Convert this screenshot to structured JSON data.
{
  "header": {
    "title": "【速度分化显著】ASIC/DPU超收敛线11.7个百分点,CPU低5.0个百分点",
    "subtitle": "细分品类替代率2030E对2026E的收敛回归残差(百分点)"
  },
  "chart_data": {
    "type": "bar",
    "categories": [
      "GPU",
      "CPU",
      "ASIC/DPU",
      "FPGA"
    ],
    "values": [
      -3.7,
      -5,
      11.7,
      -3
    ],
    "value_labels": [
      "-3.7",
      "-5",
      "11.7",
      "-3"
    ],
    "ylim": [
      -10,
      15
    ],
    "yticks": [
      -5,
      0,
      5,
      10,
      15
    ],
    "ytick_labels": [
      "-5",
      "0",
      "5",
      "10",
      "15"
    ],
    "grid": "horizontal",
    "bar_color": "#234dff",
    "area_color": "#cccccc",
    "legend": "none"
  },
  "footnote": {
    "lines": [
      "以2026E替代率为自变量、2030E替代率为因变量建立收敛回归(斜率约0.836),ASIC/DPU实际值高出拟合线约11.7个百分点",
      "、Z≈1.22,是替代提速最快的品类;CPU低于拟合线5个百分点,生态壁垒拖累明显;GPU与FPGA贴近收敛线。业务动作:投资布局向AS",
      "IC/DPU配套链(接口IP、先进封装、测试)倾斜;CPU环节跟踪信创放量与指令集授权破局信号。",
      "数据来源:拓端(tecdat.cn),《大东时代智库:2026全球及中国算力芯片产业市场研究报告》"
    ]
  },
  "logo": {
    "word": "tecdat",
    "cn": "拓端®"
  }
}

##############################

▸ **TASK OBJECTIVE**:
Reproduce the complete set of lines precisely as supplied.

▸ **RESULT**:
Convert this screenshot to structured JSON data.
{
  "header": {
    "title": "【速度分化显著】ASIC/DPU超收敛线11.7个百分点,CPU低5.0个百分点",
    "subtitle": "细分品类替代率2030E对2026E的收敛回归残差(百分点)"
  },
  "chart_data": {
    "type": "bar",
    "categories": [
      "GPU",
      "CPU",
      "ASIC/DPU",
      "FPGA"
    ],
    "values": [
      -3.7,
      -5,
      11.7,
      -3
    ],
    "value_labels": [
      "-3.7",
      "-5",
      "11.7",
      "-3"
    ],
    "ylim": [
      -10,
      15
    ],
    "yticks": [
      -5,
      0,
      5,
      10,
      15
    ],
    "ytick_labels": [
      "-5",
      "0",
      "5",
      "10",
      "15"
    ],
    "grid": "horizontal",
    "bar_color": "#234dff",
    "area_color": "#cccccc",
    "legend": "none"
  },
  "footnote": {
    "lines": [
      "以2026E替代率为自变量、2030E替代率为因变量建立收敛回归(斜率约0.836),ASIC/DPU实际值高出拟合线约11.7个百分点",
      "、Z≈1.22,是替代提速最快的品类;CPU低于拟合线5个百分点,生态壁垒拖累明显;GPU与FPGA贴近收敛线。业务动作:投资布局向AS",
      "IC/DPU配套链(接口IP、先进封装、测试)倾斜;CPU环节跟踪信创放量与指令集授权破局信号。",
      "数据来源:拓端(tecdat.cn),《大东时代智库:2026全球及中国算力芯片产业市场研究报告》"
    ]
  },
  "logo": {
    "word": "tecdat",
    "cn": "拓端®"
  }
}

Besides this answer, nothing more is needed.